> [Supplied passage]
Foreign enterprises are beginning to shift their investments into industries that require medium-level workers or higher-skilled workers as opposed to putting money into labour-intensive industries as in the past,

according to the Ministry of Labour, Invalids and Social Affairs.

growing waves of fdi investment set to pose challenges for unskilled workers hinh 0

Recent statistics released by the State Audit indicate that since the Foreign Investment Law was promulgated in 1987, the country has been able to attract more than 30,000 billion projects from 130 countries and territories globally with a total registered capital of US$362 billion, of which US$211 billion of the total was disbursed.

Therefore, FDI projects have historically represented important capital sources for economic development investment nationwide, with this flow of foreign investment also having a significant impact on market development, labour productivity, and worker income.

Minister of Labour, Invalids and Social Affairs Dao Ngoc Dung said that the creation of direct and indirect jobs has increased significantly, with the number of employees working in foreign-invested enterprises growing from 330,000 in 1995 to roughly 6.1 million in 2019. This represents an average growth rate of 7.72% during the 2005 to 2017 period, far higher than the labour growth rate seen in other economic sectors.

Labour productivity has been able to undergo positive changes thanks to capital being poured into the foreign invested sector. According to current prices, labour productivity of foreign direct investment (FDI) enterprises in 2017 reached a total of VND330.8 million per worker, 3.5 times higher than the national average for labour productivity, and higher than the entire business sector in general, especially in terms of non-state enterprises.

> [Objectives]
#1 Answer these from the passage on foreign investment:
(a) In what year was the Foreign Investment Law promulgated?
(b) About how many people worked in foreign-invested enterprises in 2019?
(c) How many times higher than the national average was the labour productivity of FDI enterprises in 2017?
#2 Write out word for word everything in the passage on foreign investment from "Foreign enterprises are" down to "total was disbursed.".
The material that follows has nothing to do with the passage on foreign investment.

> [Records]
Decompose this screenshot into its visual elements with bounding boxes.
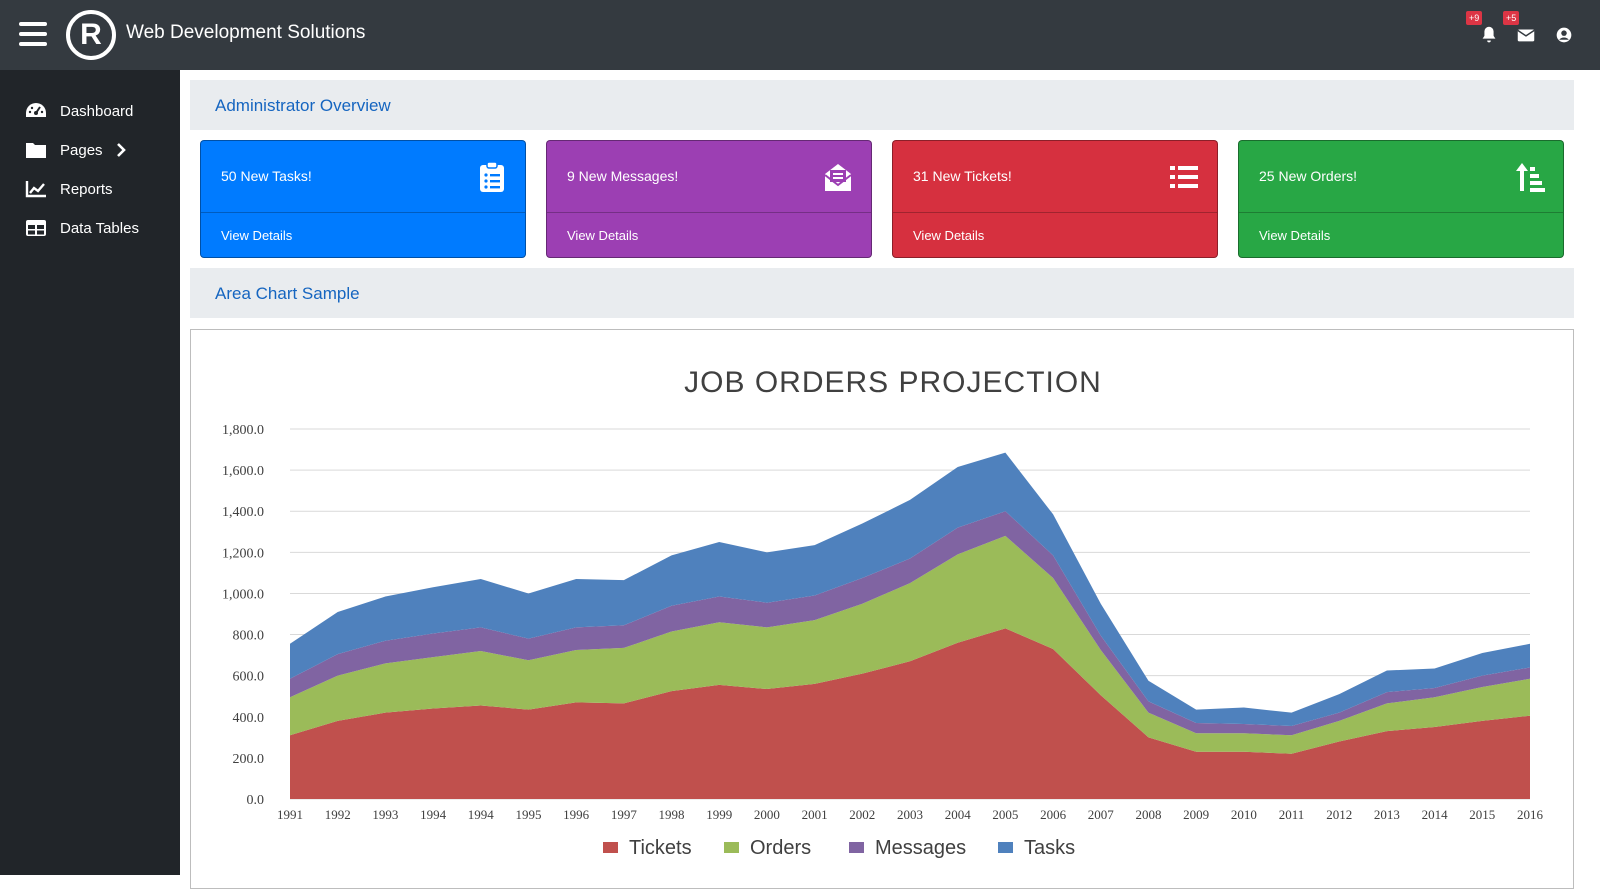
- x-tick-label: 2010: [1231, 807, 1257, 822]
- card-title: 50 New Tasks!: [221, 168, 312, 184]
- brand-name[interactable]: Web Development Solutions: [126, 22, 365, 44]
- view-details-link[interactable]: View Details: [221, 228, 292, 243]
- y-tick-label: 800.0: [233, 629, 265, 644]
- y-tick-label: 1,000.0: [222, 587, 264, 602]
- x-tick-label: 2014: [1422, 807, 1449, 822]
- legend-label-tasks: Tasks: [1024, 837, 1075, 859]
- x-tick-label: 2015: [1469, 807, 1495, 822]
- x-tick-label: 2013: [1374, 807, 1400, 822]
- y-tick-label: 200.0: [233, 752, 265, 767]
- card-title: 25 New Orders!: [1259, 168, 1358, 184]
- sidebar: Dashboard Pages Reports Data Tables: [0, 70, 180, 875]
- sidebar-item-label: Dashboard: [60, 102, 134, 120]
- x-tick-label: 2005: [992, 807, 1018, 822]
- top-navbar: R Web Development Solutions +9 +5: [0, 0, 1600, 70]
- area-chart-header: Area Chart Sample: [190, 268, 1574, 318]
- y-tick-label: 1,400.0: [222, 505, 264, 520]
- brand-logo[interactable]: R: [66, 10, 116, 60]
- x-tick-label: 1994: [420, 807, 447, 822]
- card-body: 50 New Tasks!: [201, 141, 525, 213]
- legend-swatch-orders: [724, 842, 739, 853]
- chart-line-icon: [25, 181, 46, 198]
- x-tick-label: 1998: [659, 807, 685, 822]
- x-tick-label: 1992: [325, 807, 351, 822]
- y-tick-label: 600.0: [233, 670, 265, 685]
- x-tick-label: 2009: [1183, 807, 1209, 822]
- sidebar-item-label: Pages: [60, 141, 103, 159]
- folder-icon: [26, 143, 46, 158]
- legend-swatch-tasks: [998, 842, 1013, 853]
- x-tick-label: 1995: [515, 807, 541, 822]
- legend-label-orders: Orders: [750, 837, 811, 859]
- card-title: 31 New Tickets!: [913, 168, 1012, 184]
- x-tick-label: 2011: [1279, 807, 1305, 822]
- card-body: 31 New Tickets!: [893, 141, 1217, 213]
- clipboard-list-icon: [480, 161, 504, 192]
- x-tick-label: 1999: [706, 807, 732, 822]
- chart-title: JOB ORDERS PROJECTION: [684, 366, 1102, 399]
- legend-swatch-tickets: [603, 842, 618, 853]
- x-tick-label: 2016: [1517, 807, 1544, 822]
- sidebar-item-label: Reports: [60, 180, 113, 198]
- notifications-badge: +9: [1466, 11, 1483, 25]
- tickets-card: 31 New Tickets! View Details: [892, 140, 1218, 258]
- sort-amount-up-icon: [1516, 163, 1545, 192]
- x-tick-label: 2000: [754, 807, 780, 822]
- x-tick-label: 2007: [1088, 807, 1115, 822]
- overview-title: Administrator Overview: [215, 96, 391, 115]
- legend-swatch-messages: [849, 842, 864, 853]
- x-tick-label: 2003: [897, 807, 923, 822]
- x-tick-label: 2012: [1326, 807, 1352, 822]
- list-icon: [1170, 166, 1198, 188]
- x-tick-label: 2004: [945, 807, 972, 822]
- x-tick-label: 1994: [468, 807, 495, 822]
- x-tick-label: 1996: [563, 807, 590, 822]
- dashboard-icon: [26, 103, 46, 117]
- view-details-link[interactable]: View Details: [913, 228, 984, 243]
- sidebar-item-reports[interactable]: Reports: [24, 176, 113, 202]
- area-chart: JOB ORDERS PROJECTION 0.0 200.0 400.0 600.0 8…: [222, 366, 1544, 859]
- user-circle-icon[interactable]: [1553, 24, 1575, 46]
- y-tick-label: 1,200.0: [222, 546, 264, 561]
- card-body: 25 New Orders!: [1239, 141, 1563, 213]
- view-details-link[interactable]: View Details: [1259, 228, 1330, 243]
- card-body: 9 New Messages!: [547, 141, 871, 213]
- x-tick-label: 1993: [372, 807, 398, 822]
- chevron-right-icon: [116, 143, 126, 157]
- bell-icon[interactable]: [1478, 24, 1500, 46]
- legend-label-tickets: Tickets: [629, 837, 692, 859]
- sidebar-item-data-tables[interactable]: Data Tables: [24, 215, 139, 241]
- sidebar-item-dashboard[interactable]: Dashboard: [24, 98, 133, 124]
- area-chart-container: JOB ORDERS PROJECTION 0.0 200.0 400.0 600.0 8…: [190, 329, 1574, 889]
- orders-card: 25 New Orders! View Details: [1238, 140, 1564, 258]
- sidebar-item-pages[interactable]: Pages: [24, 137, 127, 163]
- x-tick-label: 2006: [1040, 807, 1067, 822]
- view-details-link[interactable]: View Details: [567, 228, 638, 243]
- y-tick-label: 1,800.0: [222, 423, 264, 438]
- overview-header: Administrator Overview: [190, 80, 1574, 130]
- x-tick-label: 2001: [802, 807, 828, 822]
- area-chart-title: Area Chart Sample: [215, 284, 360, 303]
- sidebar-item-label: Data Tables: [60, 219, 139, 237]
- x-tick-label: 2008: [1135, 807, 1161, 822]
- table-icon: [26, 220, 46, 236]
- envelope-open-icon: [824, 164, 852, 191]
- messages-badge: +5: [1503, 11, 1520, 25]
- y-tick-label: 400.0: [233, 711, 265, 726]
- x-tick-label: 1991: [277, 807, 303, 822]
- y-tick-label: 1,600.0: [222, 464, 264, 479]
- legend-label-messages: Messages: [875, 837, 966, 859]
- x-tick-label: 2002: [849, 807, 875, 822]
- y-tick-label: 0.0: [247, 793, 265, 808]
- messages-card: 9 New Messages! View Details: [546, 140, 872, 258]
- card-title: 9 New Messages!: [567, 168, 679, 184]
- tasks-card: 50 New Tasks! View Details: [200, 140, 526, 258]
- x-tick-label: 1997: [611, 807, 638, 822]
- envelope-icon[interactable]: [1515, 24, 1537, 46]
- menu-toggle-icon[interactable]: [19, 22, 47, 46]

--

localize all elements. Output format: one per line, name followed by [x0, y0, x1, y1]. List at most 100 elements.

> [The answers]
#1
(a) 1987
(b) Roughly 6.1 million
(c) 3.5 times

#2
Foreign enterprises are beginning to shift their investments into industries that require medium-level workers or higher-skilled workers as opposed to putting money into labour-intensive industries as in the past,

according to the Ministry of Labour, Invalids and Social Affairs.

growing waves of fdi investment set to pose challenges for unskilled workers hinh 0

Recent statistics released by the State Audit indicate that since the Foreign Investment Law was promulgated in 1987, the country has been able to attract more than 30,000 billion projects from 130 countries and territories globally with a total registered capital of US$362 billion, of which US$211 billion of the total was disbursed.